THE TASK:
Extract the full set of records that follows, word for word.

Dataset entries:
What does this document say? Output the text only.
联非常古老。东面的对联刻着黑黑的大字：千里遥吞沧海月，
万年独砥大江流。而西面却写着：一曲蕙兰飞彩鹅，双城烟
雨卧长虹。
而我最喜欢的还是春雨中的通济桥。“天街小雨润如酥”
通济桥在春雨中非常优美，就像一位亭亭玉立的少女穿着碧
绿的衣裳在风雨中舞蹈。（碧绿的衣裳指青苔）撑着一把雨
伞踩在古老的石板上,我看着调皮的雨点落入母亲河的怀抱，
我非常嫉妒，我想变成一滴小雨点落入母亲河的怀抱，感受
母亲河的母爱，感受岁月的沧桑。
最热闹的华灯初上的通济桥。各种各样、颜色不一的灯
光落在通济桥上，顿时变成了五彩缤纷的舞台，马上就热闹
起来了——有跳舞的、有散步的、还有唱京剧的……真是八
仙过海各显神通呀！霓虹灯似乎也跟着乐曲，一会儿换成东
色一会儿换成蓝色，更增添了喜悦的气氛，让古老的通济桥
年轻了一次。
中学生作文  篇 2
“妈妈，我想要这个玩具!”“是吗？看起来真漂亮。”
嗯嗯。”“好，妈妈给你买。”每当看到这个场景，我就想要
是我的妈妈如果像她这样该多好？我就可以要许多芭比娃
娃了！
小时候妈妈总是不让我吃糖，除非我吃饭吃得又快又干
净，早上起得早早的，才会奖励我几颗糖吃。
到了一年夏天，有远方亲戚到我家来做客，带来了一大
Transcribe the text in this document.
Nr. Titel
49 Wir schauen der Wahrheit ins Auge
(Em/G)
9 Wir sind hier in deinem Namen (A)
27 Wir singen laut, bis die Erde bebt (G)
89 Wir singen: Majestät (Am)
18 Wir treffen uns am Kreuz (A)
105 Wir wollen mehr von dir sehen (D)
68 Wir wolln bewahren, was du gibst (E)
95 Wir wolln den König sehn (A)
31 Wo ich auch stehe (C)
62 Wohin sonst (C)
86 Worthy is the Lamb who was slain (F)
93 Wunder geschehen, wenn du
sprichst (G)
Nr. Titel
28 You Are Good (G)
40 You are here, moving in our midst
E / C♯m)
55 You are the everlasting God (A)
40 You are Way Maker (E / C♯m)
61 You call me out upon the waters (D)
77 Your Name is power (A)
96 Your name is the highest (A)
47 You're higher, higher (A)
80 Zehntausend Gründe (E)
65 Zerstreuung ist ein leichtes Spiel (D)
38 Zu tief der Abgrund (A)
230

FULL RESPONSE:
What does this document say? Output the text only.
联非常古老。东面的对联刻着黑黑的大字：千里遥吞沧海月，
万年独砥大江流。而西面却写着：一曲蕙兰飞彩鹅，双城烟
雨卧长虹。
而我最喜欢的还是春雨中的通济桥。“天街小雨润如酥”
通济桥在春雨中非常优美，就像一位亭亭玉立的少女穿着碧
绿的衣裳在风雨中舞蹈。（碧绿的衣裳指青苔）撑着一把雨
伞踩在古老的石板上,我看着调皮的雨点落入母亲河的怀抱，
我非常嫉妒，我想变成一滴小雨点落入母亲河的怀抱，感受
母亲河的母爱，感受岁月的沧桑。
最热闹的华灯初上的通济桥。各种各样、颜色不一的灯
光落在通济桥上，顿时变成了五彩缤纷的舞台，马上就热闹
起来了——有跳舞的、有散步的、还有唱京剧的……真是八
仙过海各显神通呀！霓虹灯似乎也跟着乐曲，一会儿换成东
色一会儿换成蓝色，更增添了喜悦的气氛，让古老的通济桥
年轻了一次。
中学生作文  篇 2
“妈妈，我想要这个玩具!”“是吗？看起来真漂亮。”
嗯嗯。”“好，妈妈给你买。”每当看到这个场景，我就想要
是我的妈妈如果像她这样该多好？我就可以要许多芭比娃
娃了！
小时候妈妈总是不让我吃糖，除非我吃饭吃得又快又干
净，早上起得早早的，才会奖励我几颗糖吃。
到了一年夏天，有远方亲戚到我家来做客，带来了一大
Transcribe the text in this document.
Nr. Titel
49 Wir schauen der Wahrheit ins Auge
(Em/G)
9 Wir sind hier in deinem Namen (A)
27 Wir singen laut, bis die Erde bebt (G)
89 Wir singen: Majestät (Am)
18 Wir treffen uns am Kreuz (A)
105 Wir wollen mehr von dir sehen (D)
68 Wir wolln bewahren, was du gibst (E)
95 Wir wolln den König sehn (A)
31 Wo ich auch stehe (C)
62 Wohin sonst (C)
86 Worthy is the Lamb who was slain (F)
93 Wunder geschehen, wenn du
sprichst (G)
Nr. Titel
28 You Are Good (G)
40 You are here, moving in our midst
E / C♯m)
55 You are the everlasting God (A)
40 You are Way Maker (E / C♯m)
61 You call me out upon the waters (D)
77 Your Name is power (A)
96 Your name is the highest (A)
47 You're higher, higher (A)
80 Zehntausend Gründe (E)
65 Zerstreuung ist ein leichtes Spiel (D)
38 Zu tief der Abgrund (A)
230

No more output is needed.